╭─ EXCERPT

The holographic paradigm also has implications for so-called hard sciences
like biology. Keith Floyd, a psychologist at Virginia Intermont College,
has pointed out that if the concreteness of reality is but a holographic
illusion, it would no longer be true to say the brain produces
consciousness. Rather, it is consciousness that creates the appearance of
the brain -- as well as the body and everything else around us we
interpret as physical.

Such a turnabout in the way we view biological structures has caused
researchers to point out that medicine and our understanding of the
healing process could also be transformed by the holographic paradigm. If
the apparent physical structure of the body is but a holographic
projection of consciousness, it becomes clear that each of us is much more
responsible for our health than current medical wisdom allows. What we now
view as miraculous remissions of disease may actually be due to changes in
consciousness which in turn effect changes in the hologram of the body.

Similarly, controversial new healing techniques such as visualization may
work so well because, in the holographic domain of thought, images are
ultimately as real as "reality".

Even visions and experiences involving "non-ordinary" reality become
explainable under the holographic paradigm. In his book "Gifts of Unknown
Things," biologist Lyall Watson describes his encounter with an Indonesian
shaman woman who, by performing a ritual dance, was able to make an entire
grove of trees instantly vanish into thin air. Watson relates that as he
and another astonished onlooker continued to watch the woman, she caused
the trees to reappear, then "click" off again and on again several times
in succession.

Although current scientific understanding is incapable of explaining such
events, experiences like this become more tenable if "hard" reality is
only a holographic projection. Perhaps we agree on what is "there" or "not
there" because what we call consensus reality is formulated and ratified
at the level of the human unconscious at which all minds are infinitely
interconnected. If this is true, it is the most profound implication of
the holographic paradigm of all, for it means that experiences such as
Watson's are not commonplace only because we have not programmed our minds
with the beliefs that would make them so. In a holographic universe there
are no limits to the extent to which we can alter the fabric of reality.

╰─

__TASKS TO PERFORM__:
(1) Answer these questions about the passage on the holographic paradigm:
(a) At which college is Keith Floyd a psychologist?
(b) What is the title of the book in which Lyall Watson describes the shaman woman?
(c) Which healing technique does the passage call controversial?
(2) Carry on the passage on the holographic paradigm, starting after its final sentence and keeping its style.
The records that follow have no connection to the text above.

╭─ INFORMATION PROVIDED

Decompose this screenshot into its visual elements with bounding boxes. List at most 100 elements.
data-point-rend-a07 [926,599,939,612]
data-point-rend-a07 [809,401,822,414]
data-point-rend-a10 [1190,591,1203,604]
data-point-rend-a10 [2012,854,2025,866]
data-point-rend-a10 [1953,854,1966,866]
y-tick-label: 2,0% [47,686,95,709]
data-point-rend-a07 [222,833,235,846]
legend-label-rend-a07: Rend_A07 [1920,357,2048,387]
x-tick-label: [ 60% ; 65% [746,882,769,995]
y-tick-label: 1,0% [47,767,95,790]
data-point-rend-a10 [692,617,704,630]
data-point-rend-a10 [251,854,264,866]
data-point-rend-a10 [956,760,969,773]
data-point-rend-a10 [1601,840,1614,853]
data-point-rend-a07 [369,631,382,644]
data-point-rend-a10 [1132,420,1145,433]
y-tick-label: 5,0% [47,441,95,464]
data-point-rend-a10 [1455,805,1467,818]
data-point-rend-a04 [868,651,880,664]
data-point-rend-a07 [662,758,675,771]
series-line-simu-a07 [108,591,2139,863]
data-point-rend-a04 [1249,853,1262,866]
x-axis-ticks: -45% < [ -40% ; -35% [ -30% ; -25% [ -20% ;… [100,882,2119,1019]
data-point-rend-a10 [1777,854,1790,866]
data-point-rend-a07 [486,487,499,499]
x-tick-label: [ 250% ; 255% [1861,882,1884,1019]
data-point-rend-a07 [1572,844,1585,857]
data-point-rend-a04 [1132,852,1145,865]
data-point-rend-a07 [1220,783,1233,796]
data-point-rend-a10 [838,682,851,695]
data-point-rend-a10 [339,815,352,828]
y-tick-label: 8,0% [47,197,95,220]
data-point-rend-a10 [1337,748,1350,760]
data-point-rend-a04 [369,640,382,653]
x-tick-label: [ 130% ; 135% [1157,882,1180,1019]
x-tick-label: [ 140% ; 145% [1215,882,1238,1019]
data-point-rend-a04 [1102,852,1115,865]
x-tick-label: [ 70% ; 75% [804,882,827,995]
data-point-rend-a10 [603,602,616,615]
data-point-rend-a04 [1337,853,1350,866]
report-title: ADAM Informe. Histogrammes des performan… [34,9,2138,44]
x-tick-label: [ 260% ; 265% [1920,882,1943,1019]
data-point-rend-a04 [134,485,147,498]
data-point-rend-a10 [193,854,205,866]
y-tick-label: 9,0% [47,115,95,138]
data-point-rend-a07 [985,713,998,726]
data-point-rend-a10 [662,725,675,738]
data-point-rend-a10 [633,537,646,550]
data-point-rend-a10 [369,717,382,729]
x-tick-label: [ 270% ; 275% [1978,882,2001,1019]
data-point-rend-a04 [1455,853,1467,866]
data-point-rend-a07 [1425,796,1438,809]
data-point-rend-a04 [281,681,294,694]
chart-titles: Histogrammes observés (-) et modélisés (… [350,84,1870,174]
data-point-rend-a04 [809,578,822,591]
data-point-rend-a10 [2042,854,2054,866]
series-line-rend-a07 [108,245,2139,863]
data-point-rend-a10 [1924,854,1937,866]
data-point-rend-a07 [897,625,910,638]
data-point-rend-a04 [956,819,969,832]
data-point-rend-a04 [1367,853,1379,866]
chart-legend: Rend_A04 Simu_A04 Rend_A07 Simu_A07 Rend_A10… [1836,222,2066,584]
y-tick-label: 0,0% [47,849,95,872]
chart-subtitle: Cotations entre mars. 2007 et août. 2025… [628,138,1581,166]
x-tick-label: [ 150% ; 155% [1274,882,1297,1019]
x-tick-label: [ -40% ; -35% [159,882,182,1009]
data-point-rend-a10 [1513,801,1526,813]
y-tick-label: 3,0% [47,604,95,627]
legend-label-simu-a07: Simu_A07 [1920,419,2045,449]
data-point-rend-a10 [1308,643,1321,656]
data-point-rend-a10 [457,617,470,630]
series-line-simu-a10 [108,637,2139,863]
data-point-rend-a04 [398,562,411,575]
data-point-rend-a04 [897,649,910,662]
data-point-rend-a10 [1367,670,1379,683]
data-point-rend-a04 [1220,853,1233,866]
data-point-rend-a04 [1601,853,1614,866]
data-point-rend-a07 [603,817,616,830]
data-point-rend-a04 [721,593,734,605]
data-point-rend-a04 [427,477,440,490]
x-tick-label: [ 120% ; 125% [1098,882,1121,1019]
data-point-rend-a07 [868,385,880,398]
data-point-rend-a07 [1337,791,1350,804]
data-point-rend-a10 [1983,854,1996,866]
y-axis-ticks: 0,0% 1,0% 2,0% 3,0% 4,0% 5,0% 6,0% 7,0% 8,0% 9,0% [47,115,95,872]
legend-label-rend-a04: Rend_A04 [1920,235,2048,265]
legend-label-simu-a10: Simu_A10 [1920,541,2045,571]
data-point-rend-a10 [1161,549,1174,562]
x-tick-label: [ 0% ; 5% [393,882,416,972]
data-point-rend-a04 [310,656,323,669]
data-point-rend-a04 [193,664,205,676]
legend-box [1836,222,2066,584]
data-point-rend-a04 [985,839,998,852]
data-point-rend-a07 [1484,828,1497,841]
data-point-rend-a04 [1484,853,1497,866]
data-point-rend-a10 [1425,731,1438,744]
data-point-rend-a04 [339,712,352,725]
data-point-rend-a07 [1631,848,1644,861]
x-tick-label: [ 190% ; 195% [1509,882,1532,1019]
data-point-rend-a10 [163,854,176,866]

╰─

__ANSWERS FOR THIS EXERCISE__:
(1)
(a) Virginia Intermont College
(b) "Gifts of Unknown Things"
(c) Visualization

(2)
What we perceive as reality is only a canvas waiting for us to draw upon
it any picture we want. Anything is possible, from bending spoons with the
power of the mind to the phantasmagoric events experienced by Castaneda
during his encounters with the Yaqui brujo don Juan, for magic is our
birthright, no more or less miraculous than our ability to compute the
reality we want when we are in our dreams.

Indeed, even our most fundamental notions about reality become suspect,
for in a holographic universe, as Pribram has pointed out, even random
events would have to be seen as based on holographic principles and
therefore determined. Synchronicities or meaningful coincidences suddenly
makes sense, and everything in reality would have to be seen as a
metaphor, for even the most haphazard events would express some underlying
symmetry.

Whether Bohm and Pribram's holographic paradigm becomes accepted in
science or dies an ignoble death remains to be seen, but it is safe to say
that it has already had an influence on the thinking of many scientists.
And even if it is found that the holographic model does not provide the
best explanation for the instantaneous communications that seem to be
passing back and forth between subatomic particles, at the very least, as
noted by Basil Hiley, a physicist at Birbeck College in London, Aspect's
findings "indicate that we must be prepared to consider radically new
views of reality".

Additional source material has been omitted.